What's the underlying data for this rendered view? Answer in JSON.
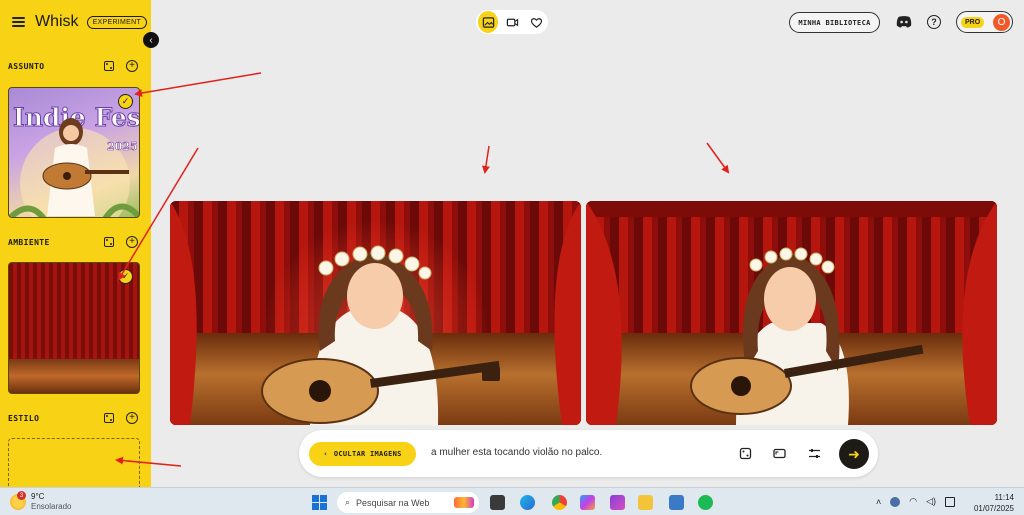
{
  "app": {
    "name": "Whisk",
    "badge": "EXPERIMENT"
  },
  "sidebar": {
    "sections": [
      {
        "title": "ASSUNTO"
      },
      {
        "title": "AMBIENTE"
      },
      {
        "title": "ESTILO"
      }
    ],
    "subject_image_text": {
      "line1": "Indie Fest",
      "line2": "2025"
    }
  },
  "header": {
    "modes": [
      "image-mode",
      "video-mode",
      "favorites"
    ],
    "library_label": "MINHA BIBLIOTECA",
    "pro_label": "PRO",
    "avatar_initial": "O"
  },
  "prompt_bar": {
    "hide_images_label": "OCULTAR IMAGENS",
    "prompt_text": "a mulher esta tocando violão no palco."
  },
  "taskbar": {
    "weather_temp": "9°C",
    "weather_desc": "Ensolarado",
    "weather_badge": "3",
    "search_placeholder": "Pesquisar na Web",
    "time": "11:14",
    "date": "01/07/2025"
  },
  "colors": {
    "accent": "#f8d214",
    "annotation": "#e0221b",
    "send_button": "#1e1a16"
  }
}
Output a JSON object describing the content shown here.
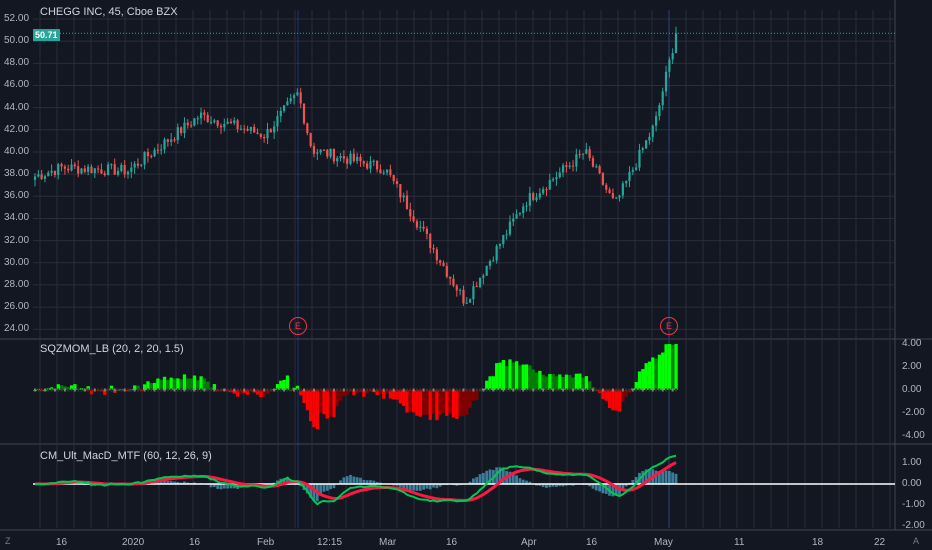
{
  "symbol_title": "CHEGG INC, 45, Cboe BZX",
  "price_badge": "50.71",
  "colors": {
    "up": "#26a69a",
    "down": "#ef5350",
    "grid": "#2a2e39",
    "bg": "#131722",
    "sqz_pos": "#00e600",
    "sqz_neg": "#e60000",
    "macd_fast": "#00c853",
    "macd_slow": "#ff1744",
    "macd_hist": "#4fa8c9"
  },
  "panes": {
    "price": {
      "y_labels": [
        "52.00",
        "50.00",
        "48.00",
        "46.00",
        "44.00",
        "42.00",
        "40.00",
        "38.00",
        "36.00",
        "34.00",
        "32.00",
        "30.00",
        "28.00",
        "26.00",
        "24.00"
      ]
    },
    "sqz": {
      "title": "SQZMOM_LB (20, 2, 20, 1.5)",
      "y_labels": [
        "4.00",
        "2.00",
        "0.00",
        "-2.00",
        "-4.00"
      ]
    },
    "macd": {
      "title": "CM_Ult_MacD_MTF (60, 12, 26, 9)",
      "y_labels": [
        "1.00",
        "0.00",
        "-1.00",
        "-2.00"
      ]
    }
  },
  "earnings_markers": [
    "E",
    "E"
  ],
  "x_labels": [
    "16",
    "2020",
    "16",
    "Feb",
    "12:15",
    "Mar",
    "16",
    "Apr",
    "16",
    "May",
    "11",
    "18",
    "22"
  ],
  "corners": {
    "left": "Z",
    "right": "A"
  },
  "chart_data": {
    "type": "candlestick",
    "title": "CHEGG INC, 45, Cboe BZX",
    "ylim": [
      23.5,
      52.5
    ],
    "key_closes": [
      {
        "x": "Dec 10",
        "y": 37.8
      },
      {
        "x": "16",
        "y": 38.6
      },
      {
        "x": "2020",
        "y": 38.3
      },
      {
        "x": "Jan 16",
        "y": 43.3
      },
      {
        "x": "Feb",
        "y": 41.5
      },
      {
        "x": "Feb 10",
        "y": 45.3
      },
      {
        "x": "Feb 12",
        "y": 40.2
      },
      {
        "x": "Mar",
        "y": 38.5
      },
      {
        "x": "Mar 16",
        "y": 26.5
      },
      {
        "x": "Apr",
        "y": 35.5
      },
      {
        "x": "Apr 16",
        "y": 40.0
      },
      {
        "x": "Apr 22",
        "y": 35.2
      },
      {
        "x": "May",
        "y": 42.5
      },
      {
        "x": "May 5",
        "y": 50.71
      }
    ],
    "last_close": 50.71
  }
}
...
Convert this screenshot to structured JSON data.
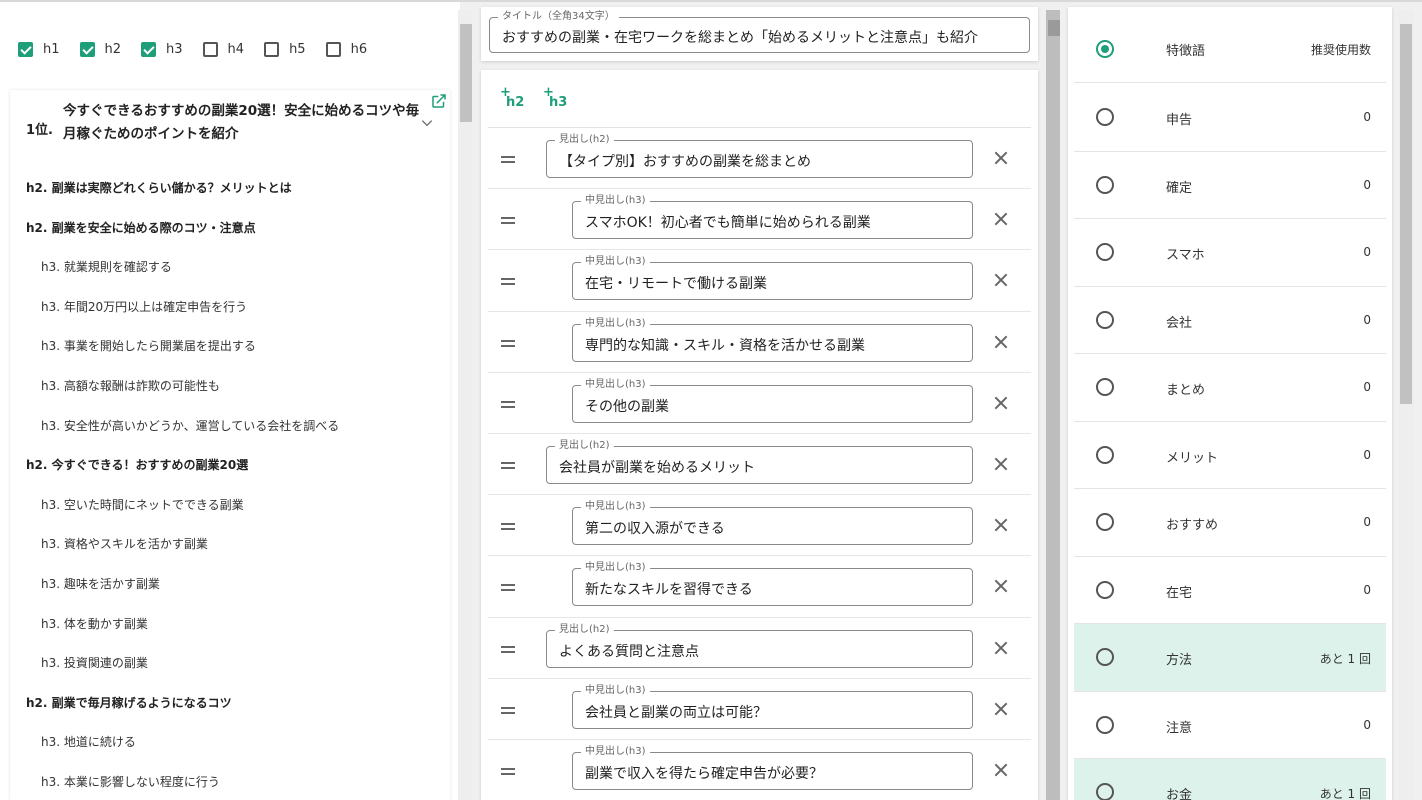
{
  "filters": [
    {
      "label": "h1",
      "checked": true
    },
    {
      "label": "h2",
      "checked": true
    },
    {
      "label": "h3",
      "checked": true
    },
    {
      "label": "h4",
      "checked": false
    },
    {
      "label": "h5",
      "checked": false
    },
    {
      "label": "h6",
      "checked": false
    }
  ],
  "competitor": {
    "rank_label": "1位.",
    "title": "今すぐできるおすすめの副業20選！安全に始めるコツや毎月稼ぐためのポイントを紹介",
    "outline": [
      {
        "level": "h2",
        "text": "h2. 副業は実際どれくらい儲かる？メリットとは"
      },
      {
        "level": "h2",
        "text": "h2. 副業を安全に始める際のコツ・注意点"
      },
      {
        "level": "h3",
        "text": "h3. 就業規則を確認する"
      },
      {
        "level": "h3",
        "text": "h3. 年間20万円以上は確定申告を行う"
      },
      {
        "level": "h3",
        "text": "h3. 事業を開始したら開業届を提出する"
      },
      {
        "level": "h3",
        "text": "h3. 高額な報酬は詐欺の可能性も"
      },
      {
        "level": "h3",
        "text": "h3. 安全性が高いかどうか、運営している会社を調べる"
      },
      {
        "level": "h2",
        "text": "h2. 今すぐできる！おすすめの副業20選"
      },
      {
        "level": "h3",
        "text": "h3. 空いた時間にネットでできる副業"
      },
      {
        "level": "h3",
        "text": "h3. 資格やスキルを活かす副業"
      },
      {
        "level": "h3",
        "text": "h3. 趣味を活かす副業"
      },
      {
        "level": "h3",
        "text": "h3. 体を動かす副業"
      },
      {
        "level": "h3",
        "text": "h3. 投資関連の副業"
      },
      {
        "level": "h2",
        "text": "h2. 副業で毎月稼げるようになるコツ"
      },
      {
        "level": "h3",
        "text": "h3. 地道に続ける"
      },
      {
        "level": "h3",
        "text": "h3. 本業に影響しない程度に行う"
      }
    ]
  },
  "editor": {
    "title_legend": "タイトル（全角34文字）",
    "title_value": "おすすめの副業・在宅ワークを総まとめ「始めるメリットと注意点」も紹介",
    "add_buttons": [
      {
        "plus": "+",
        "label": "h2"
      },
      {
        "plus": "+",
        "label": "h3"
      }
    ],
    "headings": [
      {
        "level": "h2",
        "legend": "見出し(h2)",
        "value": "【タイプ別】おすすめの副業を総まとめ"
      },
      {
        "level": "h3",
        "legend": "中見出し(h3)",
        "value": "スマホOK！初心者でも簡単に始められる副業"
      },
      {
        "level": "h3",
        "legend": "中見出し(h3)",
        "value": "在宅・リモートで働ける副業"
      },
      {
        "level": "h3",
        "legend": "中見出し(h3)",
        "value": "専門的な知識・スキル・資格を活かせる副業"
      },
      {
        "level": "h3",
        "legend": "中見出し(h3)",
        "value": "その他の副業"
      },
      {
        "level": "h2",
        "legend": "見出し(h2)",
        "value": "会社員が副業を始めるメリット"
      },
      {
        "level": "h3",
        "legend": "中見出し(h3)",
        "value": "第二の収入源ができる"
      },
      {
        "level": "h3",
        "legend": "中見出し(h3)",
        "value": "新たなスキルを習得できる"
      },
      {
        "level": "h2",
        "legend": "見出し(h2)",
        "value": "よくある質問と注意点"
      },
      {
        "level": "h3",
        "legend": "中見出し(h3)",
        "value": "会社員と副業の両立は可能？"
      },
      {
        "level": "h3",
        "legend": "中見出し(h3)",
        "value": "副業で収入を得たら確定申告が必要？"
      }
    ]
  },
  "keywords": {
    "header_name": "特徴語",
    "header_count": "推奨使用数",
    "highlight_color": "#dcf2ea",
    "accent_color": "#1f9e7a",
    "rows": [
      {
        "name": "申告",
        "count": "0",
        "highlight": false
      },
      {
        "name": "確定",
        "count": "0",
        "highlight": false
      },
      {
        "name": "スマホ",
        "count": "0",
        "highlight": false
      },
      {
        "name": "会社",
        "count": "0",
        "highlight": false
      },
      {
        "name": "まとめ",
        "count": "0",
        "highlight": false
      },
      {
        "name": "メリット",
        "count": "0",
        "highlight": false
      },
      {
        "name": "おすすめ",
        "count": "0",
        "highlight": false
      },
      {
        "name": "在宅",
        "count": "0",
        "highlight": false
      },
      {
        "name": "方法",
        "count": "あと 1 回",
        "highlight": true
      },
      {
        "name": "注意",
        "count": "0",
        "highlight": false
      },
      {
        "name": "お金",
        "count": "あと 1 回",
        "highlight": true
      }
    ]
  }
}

THE TASK » Pull every line containing "this" from the data.

FINISHED EXERCISE »
What's the underlying data for this rendered view? Answer in JSON.
Convert this screenshot to structured JSON data.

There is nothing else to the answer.